Exercise prompt - Give all the lines below again, exactly, with no pictures.

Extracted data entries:
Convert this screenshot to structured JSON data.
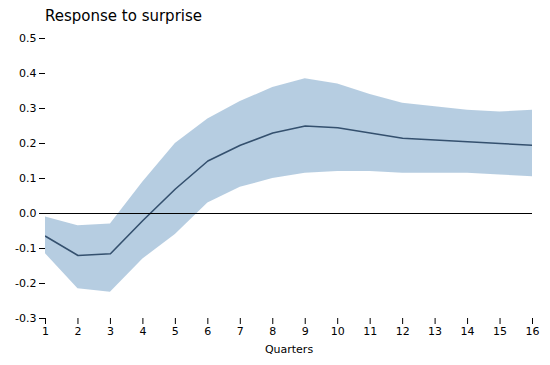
{
  "chart_data": {
    "type": "line",
    "title": "Response to surprise",
    "xlabel": "Quarters",
    "x": [
      1,
      2,
      3,
      4,
      5,
      6,
      7,
      8,
      9,
      10,
      11,
      12,
      13,
      14,
      15,
      16
    ],
    "values": [
      -0.065,
      -0.12,
      -0.115,
      -0.02,
      0.07,
      0.15,
      0.195,
      0.23,
      0.25,
      0.245,
      0.23,
      0.215,
      0.21,
      0.205,
      0.2,
      0.195
    ],
    "color": "#34506e",
    "band": {
      "upper": [
        -0.01,
        -0.035,
        -0.03,
        0.09,
        0.2,
        0.27,
        0.32,
        0.36,
        0.385,
        0.37,
        0.34,
        0.315,
        0.305,
        0.295,
        0.29,
        0.295
      ],
      "lower": [
        -0.115,
        -0.215,
        -0.225,
        -0.13,
        -0.06,
        0.03,
        0.075,
        0.1,
        0.115,
        0.12,
        0.12,
        0.115,
        0.115,
        0.115,
        0.11,
        0.105
      ],
      "color": "#7aa4c8"
    },
    "reference_lines": [
      {
        "y": 0,
        "color": "#000000"
      }
    ],
    "xlim": [
      1,
      16
    ],
    "xticks": [
      1,
      2,
      3,
      4,
      5,
      6,
      7,
      8,
      9,
      10,
      11,
      12,
      13,
      14,
      15,
      16
    ],
    "ylim": [
      -0.3,
      0.5
    ],
    "yticks": [
      -0.3,
      -0.2,
      -0.1,
      {
        "value": 0.0,
        "label": "0.0"
      },
      0.1,
      0.2,
      0.3,
      0.4,
      0.5
    ],
    "grid": false
  }
}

Answer -
Convert this screenshot to structured JSON data.
{
  "chart_data": {
    "type": "line",
    "title": "Response to surprise",
    "xlabel": "Quarters",
    "x": [
      1,
      2,
      3,
      4,
      5,
      6,
      7,
      8,
      9,
      10,
      11,
      12,
      13,
      14,
      15,
      16
    ],
    "values": [
      -0.065,
      -0.12,
      -0.115,
      -0.02,
      0.07,
      0.15,
      0.195,
      0.23,
      0.25,
      0.245,
      0.23,
      0.215,
      0.21,
      0.205,
      0.2,
      0.195
    ],
    "color": "#34506e",
    "band": {
      "upper": [
        -0.01,
        -0.035,
        -0.03,
        0.09,
        0.2,
        0.27,
        0.32,
        0.36,
        0.385,
        0.37,
        0.34,
        0.315,
        0.305,
        0.295,
        0.29,
        0.295
      ],
      "lower": [
        -0.115,
        -0.215,
        -0.225,
        -0.13,
        -0.06,
        0.03,
        0.075,
        0.1,
        0.115,
        0.12,
        0.12,
        0.115,
        0.115,
        0.115,
        0.11,
        0.105
      ],
      "color": "#7aa4c8"
    },
    "reference_lines": [
      {
        "y": 0,
        "color": "#000000"
      }
    ],
    "xlim": [
      1,
      16
    ],
    "xticks": [
      1,
      2,
      3,
      4,
      5,
      6,
      7,
      8,
      9,
      10,
      11,
      12,
      13,
      14,
      15,
      16
    ],
    "ylim": [
      -0.3,
      0.5
    ],
    "yticks": [
      -0.3,
      -0.2,
      -0.1,
      {
        "value": 0.0,
        "label": "0.0"
      },
      0.1,
      0.2,
      0.3,
      0.4,
      0.5
    ],
    "grid": false
  }
}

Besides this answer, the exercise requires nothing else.